Text extract:
** start **

Each LSP contains a Remaining Lifetime, a Sequence Number, and a Checksum. The Remaining Lifetime is an age. The difference between an IS-IS LSP's Remaining Lifetime and an OSPF LSA's Age parameter is that the LSA Age increments from zero to MaxAge, whereas the LSP Remaining Lifetime begins at MaxAge and decrements to zero. The IS-IS MaxAge is 1200 seconds (20 minutes). Like OSPF, IS-IS ages each LSP as it resides in the link state database, and the originator must periodically refresh its LSAs to prevent the Remaining Lifetime from reaching zero. The IS-IS refresh interval is 15 minutes minus a random jitter of up to 25%. If the Remaining Lifetime reaches zero, the expired LSP will be kept in the link state database for 60 seconds, known as the ZeroAgeLifetime.

If any router receives a LSP with an incorrect Checksum, the router will purge the LSP by setting the LSP's Remaining Lifetime to zero and reflooding it. The purge causes the LSP's originator to send a new instance of the LSP. This procedure is yet another way that IS-IS differs from OSPF, where only the originator can purge an OSPF LSA.

On error-prone subnetworks, allowing receiving routers to initiate purges can significantly increase the LSP traffic. To override this behavior, the command ignore-lsp-errors can be added to the IS-IS routing configuration. When a router with this option enabled receives a corrupted LSP, it ignores it rather than purging it. The originator of the corrupted LSP will still know that the LSP was not received through the use of SNPs, described later in this section.

** end **

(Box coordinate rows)
** start **

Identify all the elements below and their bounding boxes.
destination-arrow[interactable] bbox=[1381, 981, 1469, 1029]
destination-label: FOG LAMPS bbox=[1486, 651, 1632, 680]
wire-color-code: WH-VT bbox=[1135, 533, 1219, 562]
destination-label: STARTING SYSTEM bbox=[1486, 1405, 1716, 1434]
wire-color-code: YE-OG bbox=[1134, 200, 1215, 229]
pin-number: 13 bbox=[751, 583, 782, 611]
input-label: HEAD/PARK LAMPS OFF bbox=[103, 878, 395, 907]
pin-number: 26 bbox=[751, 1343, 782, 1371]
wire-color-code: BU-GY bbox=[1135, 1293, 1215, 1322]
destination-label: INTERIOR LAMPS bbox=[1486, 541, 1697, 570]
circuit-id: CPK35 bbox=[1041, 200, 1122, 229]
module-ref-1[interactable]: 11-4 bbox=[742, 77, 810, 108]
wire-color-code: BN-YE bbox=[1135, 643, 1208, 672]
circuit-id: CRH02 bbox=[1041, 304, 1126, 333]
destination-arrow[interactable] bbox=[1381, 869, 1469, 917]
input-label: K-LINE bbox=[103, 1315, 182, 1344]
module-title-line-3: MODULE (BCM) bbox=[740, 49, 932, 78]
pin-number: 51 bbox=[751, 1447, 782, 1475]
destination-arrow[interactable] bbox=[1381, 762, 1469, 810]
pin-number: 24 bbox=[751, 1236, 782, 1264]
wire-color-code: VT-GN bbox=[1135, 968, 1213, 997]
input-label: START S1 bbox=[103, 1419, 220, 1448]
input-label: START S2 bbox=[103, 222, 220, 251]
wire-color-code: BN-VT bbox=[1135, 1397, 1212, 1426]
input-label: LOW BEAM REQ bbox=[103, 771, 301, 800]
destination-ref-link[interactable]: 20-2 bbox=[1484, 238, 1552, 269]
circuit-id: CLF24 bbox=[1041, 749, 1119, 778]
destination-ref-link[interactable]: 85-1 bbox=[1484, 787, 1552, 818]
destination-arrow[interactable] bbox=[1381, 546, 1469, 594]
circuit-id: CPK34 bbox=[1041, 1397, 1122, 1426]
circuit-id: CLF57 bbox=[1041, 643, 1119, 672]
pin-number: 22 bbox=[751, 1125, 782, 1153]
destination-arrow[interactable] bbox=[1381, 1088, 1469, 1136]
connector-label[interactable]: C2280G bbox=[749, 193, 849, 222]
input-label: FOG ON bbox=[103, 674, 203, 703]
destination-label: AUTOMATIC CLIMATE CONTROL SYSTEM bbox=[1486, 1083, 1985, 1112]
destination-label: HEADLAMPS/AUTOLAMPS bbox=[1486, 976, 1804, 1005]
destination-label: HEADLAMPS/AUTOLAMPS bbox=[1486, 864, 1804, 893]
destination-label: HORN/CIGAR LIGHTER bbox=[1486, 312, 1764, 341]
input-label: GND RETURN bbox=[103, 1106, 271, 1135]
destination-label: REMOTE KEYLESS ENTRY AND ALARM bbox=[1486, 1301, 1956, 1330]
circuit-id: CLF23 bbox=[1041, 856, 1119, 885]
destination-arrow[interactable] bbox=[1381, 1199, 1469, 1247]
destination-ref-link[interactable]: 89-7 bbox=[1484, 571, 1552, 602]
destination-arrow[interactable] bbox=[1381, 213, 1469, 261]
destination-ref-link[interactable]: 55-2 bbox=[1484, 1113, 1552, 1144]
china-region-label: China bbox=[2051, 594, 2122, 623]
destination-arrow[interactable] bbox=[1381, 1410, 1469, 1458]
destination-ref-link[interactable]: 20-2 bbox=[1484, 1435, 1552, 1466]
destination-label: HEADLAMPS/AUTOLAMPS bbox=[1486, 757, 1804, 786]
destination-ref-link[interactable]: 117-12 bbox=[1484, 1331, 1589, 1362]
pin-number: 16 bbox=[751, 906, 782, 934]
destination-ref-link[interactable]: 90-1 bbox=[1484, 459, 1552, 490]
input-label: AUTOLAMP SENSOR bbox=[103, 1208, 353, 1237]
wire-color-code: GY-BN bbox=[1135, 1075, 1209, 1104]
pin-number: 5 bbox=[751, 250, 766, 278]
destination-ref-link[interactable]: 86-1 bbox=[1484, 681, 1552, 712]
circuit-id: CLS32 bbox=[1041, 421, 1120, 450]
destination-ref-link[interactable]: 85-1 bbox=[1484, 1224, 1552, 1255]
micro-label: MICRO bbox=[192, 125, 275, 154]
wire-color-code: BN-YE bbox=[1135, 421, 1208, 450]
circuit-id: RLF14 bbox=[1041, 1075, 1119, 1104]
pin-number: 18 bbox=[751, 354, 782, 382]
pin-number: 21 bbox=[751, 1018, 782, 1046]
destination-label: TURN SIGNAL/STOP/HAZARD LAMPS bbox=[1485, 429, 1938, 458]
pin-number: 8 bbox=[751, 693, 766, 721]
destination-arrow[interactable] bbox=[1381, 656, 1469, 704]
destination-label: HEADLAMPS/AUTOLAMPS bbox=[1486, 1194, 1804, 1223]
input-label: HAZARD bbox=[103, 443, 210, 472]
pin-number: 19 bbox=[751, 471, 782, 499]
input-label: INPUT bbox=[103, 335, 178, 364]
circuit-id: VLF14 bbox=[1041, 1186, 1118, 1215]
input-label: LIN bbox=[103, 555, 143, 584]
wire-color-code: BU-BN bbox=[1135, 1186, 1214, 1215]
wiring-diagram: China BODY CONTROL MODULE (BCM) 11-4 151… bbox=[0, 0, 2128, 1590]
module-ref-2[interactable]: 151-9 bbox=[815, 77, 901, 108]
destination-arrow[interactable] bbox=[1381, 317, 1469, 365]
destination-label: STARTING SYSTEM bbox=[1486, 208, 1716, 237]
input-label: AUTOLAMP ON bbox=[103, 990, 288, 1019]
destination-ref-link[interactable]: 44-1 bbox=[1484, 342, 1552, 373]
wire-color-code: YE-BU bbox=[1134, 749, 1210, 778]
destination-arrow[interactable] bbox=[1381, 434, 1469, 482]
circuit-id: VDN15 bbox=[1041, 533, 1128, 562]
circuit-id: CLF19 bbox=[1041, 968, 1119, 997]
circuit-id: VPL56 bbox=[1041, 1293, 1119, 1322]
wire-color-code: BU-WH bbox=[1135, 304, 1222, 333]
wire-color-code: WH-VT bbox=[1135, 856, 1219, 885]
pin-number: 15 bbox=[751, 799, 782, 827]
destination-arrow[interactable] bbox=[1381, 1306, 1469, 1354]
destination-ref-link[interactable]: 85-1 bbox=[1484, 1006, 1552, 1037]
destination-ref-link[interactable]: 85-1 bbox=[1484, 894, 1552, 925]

** end **

Exercise directions:
Answer these questions from the IS-IS text.
(a) What is the IS-IS MaxAge?
(b) How does a router purge an LSP that arrives with an incorrect Checksum?
(c) Which command makes a router ignore a corrupted LSP instead of purging it?
Rely only on the IS-IS text for what comes next.

Result of this exercise:
(a) 1200 seconds (20 minutes).
(b) It sets the LSP's Remaining Lifetime to zero and refloods it.
(c) ignore-lsp-errors